Work to be completed:
Your task is to transcribe the records exactly, skipping every image.

(Dataset rows)
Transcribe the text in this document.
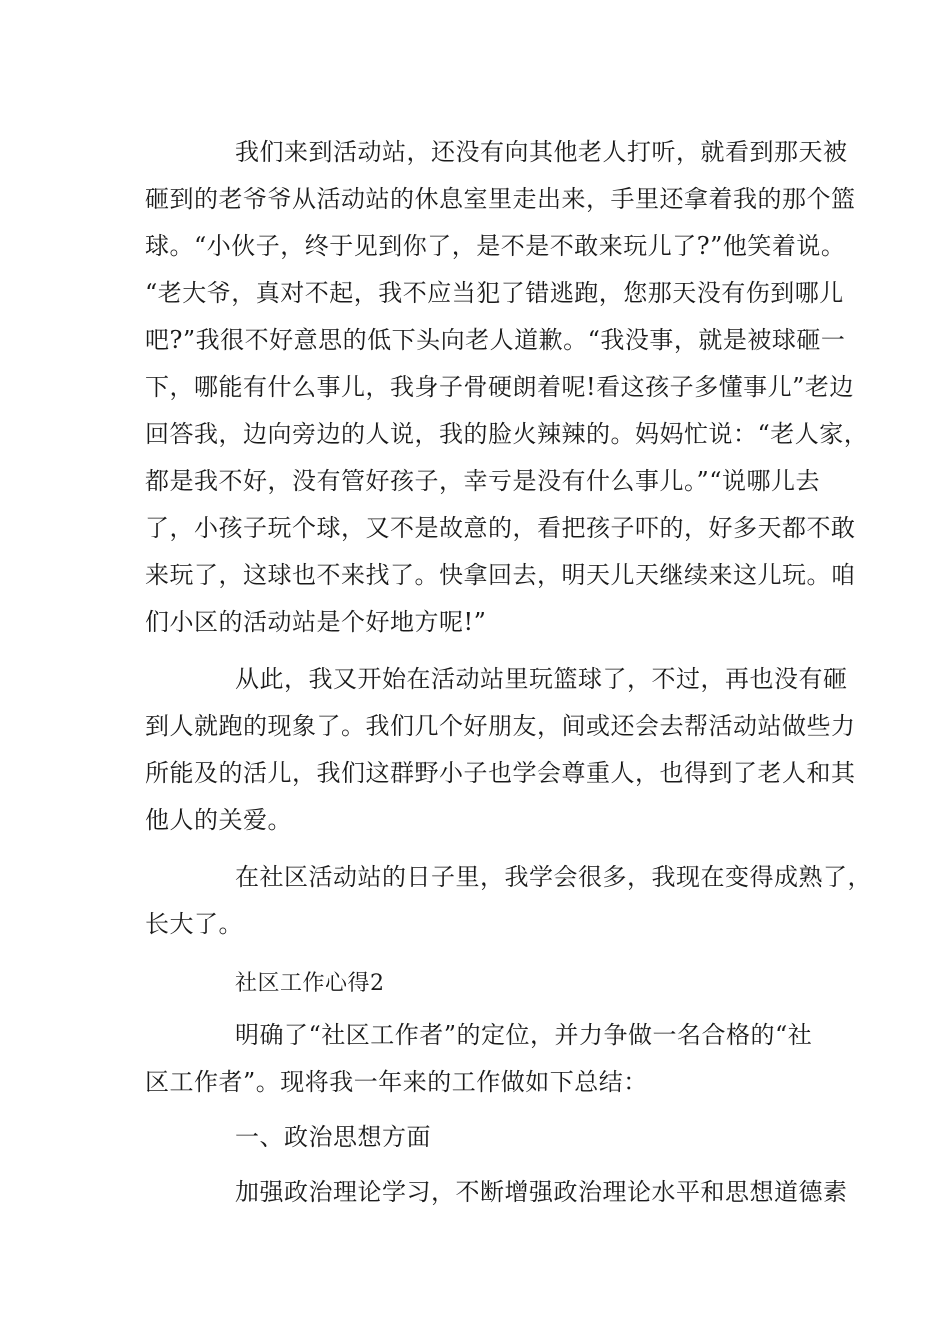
我们来到活动站，还没有向其他老人打听，就看到那天被
砸到的老爷爷从活动站的休息室里走出来，手里还拿着我的那个篮
球。“小伙子，终于见到你了，是不是不敢来玩儿了?”他笑着说。
“老大爷，真对不起，我不应当犯了错逃跑，您那天没有伤到哪儿
吧?”我很不好意思的低下头向老人道歉。“我没事，就是被球砸一
下，哪能有什么事儿，我身子骨硬朗着呢!看这孩子多懂事儿”老边
回答我，边向旁边的人说，我的脸火辣辣的。妈妈忙说：“老人家，
都是我不好，没有管好孩子，幸亏是没有什么事儿。”“说哪儿去
了，小孩子玩个球，又不是故意的，看把孩子吓的，好多天都不敢
来玩了，这球也不来找了。快拿回去，明天儿天继续来这儿玩。咱
们小区的活动站是个好地方呢!”
从此，我又开始在活动站里玩篮球了，不过，再也没有砸
到人就跑的现象了。我们几个好朋友，间或还会去帮活动站做些力
所能及的活儿，我们这群野小子也学会尊重人，也得到了老人和其
他人的关爱。
在社区活动站的日子里，我学会很多，我现在变得成熟了，
长大了。
社区工作心得2
明确了“社区工作者”的定位，并力争做一名合格的“社
区工作者”。现将我一年来的工作做如下总结：
一、政治思想方面
加强政治理论学习，不断增强政治理论水平和思想道德素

Expected answer:
Transcribe the text in this document.
我们来到活动站，还没有向其他老人打听，就看到那天被
砸到的老爷爷从活动站的休息室里走出来，手里还拿着我的那个篮
球。“小伙子，终于见到你了，是不是不敢来玩儿了?”他笑着说。
“老大爷，真对不起，我不应当犯了错逃跑，您那天没有伤到哪儿
吧?”我很不好意思的低下头向老人道歉。“我没事，就是被球砸一
下，哪能有什么事儿，我身子骨硬朗着呢!看这孩子多懂事儿”老边
回答我，边向旁边的人说，我的脸火辣辣的。妈妈忙说：“老人家，
都是我不好，没有管好孩子，幸亏是没有什么事儿。”“说哪儿去
了，小孩子玩个球，又不是故意的，看把孩子吓的，好多天都不敢
来玩了，这球也不来找了。快拿回去，明天儿天继续来这儿玩。咱
们小区的活动站是个好地方呢!”
从此，我又开始在活动站里玩篮球了，不过，再也没有砸
到人就跑的现象了。我们几个好朋友，间或还会去帮活动站做些力
所能及的活儿，我们这群野小子也学会尊重人，也得到了老人和其
他人的关爱。
在社区活动站的日子里，我学会很多，我现在变得成熟了，
长大了。
社区工作心得2
明确了“社区工作者”的定位，并力争做一名合格的“社
区工作者”。现将我一年来的工作做如下总结：
一、政治思想方面
加强政治理论学习，不断增强政治理论水平和思想道德素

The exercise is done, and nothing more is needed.